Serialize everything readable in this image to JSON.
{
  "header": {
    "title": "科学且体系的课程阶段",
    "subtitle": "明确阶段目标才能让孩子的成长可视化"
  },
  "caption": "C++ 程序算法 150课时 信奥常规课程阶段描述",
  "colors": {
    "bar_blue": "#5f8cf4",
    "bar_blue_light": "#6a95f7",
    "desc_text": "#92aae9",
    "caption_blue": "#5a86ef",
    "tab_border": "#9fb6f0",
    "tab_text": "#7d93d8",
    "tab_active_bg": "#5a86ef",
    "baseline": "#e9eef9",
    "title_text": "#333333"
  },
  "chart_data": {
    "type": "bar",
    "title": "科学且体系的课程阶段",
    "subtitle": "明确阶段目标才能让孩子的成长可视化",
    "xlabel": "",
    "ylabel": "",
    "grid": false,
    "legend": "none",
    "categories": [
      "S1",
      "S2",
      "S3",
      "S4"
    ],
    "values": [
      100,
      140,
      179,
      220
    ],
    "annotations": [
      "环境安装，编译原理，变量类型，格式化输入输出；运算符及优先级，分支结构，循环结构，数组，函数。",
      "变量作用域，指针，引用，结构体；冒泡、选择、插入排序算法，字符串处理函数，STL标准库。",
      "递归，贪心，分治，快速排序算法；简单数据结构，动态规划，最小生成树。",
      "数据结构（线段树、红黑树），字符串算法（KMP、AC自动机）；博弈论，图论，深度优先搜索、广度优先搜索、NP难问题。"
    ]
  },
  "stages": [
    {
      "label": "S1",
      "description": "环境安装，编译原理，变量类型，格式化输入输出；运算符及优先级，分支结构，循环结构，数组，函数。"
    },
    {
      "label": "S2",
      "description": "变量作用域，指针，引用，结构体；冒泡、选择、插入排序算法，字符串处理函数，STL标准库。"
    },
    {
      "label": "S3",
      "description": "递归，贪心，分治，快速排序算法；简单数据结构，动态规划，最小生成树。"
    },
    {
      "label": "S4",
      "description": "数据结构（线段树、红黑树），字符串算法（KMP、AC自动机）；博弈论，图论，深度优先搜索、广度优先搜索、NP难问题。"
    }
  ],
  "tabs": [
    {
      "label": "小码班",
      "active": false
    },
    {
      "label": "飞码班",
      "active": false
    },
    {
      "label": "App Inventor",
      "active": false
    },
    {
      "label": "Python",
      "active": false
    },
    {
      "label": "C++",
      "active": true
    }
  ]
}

------------------------------------------------------------------------

## Do this
Extract each line holding the string "STL标准库".

## Result of this task
      "变量作用域，指针，引用，结构体；冒泡、选择、插入排序算法，字符串处理函数，STL标准库。",
      "description": "变量作用域，指针，引用，结构体；冒泡、选择、插入排序算法，字符串处理函数，STL标准库。"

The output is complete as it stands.